Exercise instructions: Extract all of the entries and give them again, word for word.

Input rows:
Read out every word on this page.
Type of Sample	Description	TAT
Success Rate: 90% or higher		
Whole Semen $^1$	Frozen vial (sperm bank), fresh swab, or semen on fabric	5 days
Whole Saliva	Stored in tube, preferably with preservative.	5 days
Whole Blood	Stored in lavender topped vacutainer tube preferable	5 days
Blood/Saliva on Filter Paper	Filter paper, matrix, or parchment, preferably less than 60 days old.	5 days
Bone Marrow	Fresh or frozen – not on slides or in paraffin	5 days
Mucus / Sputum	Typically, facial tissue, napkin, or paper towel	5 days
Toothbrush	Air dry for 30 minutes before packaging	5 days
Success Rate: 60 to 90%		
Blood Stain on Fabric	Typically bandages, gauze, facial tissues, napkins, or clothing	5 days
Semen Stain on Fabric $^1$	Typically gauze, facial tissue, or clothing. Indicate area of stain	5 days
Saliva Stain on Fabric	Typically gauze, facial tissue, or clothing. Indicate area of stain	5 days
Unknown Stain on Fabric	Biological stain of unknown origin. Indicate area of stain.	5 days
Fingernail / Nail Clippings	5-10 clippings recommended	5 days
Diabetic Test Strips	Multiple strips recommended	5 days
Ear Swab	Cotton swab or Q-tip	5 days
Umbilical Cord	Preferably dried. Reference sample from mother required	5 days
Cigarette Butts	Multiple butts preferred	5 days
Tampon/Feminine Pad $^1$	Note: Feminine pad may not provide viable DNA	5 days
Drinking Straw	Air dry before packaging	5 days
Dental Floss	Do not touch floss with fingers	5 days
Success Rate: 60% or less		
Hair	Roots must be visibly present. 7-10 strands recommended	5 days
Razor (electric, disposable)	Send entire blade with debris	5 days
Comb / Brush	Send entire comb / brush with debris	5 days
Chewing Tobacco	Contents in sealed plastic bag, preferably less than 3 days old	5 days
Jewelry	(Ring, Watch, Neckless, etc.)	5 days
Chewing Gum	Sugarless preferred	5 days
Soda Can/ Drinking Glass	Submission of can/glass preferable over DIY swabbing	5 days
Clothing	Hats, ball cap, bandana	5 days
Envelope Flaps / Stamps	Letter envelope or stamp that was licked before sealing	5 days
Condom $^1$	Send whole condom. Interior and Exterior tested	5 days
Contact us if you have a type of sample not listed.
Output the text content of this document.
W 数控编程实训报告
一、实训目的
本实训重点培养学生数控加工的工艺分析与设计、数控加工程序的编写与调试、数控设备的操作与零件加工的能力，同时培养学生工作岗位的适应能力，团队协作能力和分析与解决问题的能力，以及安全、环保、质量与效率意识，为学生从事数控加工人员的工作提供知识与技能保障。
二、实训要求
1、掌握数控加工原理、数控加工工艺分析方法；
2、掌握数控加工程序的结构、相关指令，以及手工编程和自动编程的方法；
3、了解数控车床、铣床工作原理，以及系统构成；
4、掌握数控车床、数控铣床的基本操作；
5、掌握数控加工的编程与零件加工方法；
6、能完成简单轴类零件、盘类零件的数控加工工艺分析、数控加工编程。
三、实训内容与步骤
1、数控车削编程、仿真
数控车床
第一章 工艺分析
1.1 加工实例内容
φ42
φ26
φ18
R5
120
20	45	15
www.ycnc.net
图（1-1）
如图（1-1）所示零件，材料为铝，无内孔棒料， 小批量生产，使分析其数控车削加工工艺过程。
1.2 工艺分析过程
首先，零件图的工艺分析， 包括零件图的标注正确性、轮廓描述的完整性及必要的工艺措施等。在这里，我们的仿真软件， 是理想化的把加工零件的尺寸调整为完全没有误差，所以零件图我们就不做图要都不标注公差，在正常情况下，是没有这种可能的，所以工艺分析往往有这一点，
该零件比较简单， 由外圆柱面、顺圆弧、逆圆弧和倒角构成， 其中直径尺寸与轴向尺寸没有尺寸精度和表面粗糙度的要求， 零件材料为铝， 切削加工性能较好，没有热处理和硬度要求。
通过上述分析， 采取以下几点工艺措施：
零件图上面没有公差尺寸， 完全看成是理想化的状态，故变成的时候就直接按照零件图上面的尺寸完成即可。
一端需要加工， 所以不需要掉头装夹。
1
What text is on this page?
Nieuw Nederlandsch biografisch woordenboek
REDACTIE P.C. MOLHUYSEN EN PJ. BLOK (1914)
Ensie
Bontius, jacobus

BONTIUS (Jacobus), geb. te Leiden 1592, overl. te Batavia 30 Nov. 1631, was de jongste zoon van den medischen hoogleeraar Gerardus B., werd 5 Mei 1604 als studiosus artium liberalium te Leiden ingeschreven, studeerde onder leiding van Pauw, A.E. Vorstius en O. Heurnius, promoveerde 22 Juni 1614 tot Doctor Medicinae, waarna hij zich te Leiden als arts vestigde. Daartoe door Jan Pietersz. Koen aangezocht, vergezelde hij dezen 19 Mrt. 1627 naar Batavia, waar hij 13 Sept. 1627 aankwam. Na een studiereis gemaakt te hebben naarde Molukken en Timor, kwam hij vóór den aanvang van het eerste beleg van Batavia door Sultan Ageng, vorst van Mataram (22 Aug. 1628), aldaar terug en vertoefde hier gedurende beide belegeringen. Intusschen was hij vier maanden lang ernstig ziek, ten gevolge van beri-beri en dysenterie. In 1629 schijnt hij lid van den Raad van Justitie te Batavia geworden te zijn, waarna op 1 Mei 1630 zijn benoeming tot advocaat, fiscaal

Final answer:
Read out every word on this page.
Type of Sample	Description	TAT
Success Rate: 90% or higher		
Whole Semen $^1$	Frozen vial (sperm bank), fresh swab, or semen on fabric	5 days
Whole Saliva	Stored in tube, preferably with preservative.	5 days
Whole Blood	Stored in lavender topped vacutainer tube preferable	5 days
Blood/Saliva on Filter Paper	Filter paper, matrix, or parchment, preferably less than 60 days old.	5 days
Bone Marrow	Fresh or frozen – not on slides or in paraffin	5 days
Mucus / Sputum	Typically, facial tissue, napkin, or paper towel	5 days
Toothbrush	Air dry for 30 minutes before packaging	5 days
Success Rate: 60 to 90%		
Blood Stain on Fabric	Typically bandages, gauze, facial tissues, napkins, or clothing	5 days
Semen Stain on Fabric $^1$	Typically gauze, facial tissue, or clothing. Indicate area of stain	5 days
Saliva Stain on Fabric	Typically gauze, facial tissue, or clothing. Indicate area of stain	5 days
Unknown Stain on Fabric	Biological stain of unknown origin. Indicate area of stain.	5 days
Fingernail / Nail Clippings	5-10 clippings recommended	5 days
Diabetic Test Strips	Multiple strips recommended	5 days
Ear Swab	Cotton swab or Q-tip	5 days
Umbilical Cord	Preferably dried. Reference sample from mother required	5 days
Cigarette Butts	Multiple butts preferred	5 days
Tampon/Feminine Pad $^1$	Note: Feminine pad may not provide viable DNA	5 days
Drinking Straw	Air dry before packaging	5 days
Dental Floss	Do not touch floss with fingers	5 days
Success Rate: 60% or less		
Hair	Roots must be visibly present. 7-10 strands recommended	5 days
Razor (electric, disposable)	Send entire blade with debris	5 days
Comb / Brush	Send entire comb / brush with debris	5 days
Chewing Tobacco	Contents in sealed plastic bag, preferably less than 3 days old	5 days
Jewelry	(Ring, Watch, Neckless, etc.)	5 days
Chewing Gum	Sugarless preferred	5 days
Soda Can/ Drinking Glass	Submission of can/glass preferable over DIY swabbing	5 days
Clothing	Hats, ball cap, bandana	5 days
Envelope Flaps / Stamps	Letter envelope or stamp that was licked before sealing	5 days
Condom $^1$	Send whole condom. Interior and Exterior tested	5 days
Contact us if you have a type of sample not listed.
Output the text content of this document.
W 数控编程实训报告
一、实训目的
本实训重点培养学生数控加工的工艺分析与设计、数控加工程序的编写与调试、数控设备的操作与零件加工的能力，同时培养学生工作岗位的适应能力，团队协作能力和分析与解决问题的能力，以及安全、环保、质量与效率意识，为学生从事数控加工人员的工作提供知识与技能保障。
二、实训要求
1、掌握数控加工原理、数控加工工艺分析方法；
2、掌握数控加工程序的结构、相关指令，以及手工编程和自动编程的方法；
3、了解数控车床、铣床工作原理，以及系统构成；
4、掌握数控车床、数控铣床的基本操作；
5、掌握数控加工的编程与零件加工方法；
6、能完成简单轴类零件、盘类零件的数控加工工艺分析、数控加工编程。
三、实训内容与步骤
1、数控车削编程、仿真
数控车床
第一章 工艺分析
1.1 加工实例内容
φ42
φ26
φ18
R5
120
20	45	15
www.ycnc.net
图（1-1）
如图（1-1）所示零件，材料为铝，无内孔棒料， 小批量生产，使分析其数控车削加工工艺过程。
1.2 工艺分析过程
首先，零件图的工艺分析， 包括零件图的标注正确性、轮廓描述的完整性及必要的工艺措施等。在这里，我们的仿真软件， 是理想化的把加工零件的尺寸调整为完全没有误差，所以零件图我们就不做图要都不标注公差，在正常情况下，是没有这种可能的，所以工艺分析往往有这一点，
该零件比较简单， 由外圆柱面、顺圆弧、逆圆弧和倒角构成， 其中直径尺寸与轴向尺寸没有尺寸精度和表面粗糙度的要求， 零件材料为铝， 切削加工性能较好，没有热处理和硬度要求。
通过上述分析， 采取以下几点工艺措施：
零件图上面没有公差尺寸， 完全看成是理想化的状态，故变成的时候就直接按照零件图上面的尺寸完成即可。
一端需要加工， 所以不需要掉头装夹。
1
What text is on this page?
Nieuw Nederlandsch biografisch woordenboek
REDACTIE P.C. MOLHUYSEN EN PJ. BLOK (1914)
Ensie
Bontius, jacobus

BONTIUS (Jacobus), geb. te Leiden 1592, overl. te Batavia 30 Nov. 1631, was de jongste zoon van den medischen hoogleeraar Gerardus B., werd 5 Mei 1604 als studiosus artium liberalium te Leiden ingeschreven, studeerde onder leiding van Pauw, A.E. Vorstius en O. Heurnius, promoveerde 22 Juni 1614 tot Doctor Medicinae, waarna hij zich te Leiden als arts vestigde. Daartoe door Jan Pietersz. Koen aangezocht, vergezelde hij dezen 19 Mrt. 1627 naar Batavia, waar hij 13 Sept. 1627 aankwam. Na een studiereis gemaakt te hebben naarde Molukken en Timor, kwam hij vóór den aanvang van het eerste beleg van Batavia door Sultan Ageng, vorst van Mataram (22 Aug. 1628), aldaar terug en vertoefde hier gedurende beide belegeringen. Intusschen was hij vier maanden lang ernstig ziek, ten gevolge van beri-beri en dysenterie. In 1629 schijnt hij lid van den Raad van Justitie te Batavia geworden te zijn, waarna op 1 Mei 1630 zijn benoeming tot advocaat, fiscaal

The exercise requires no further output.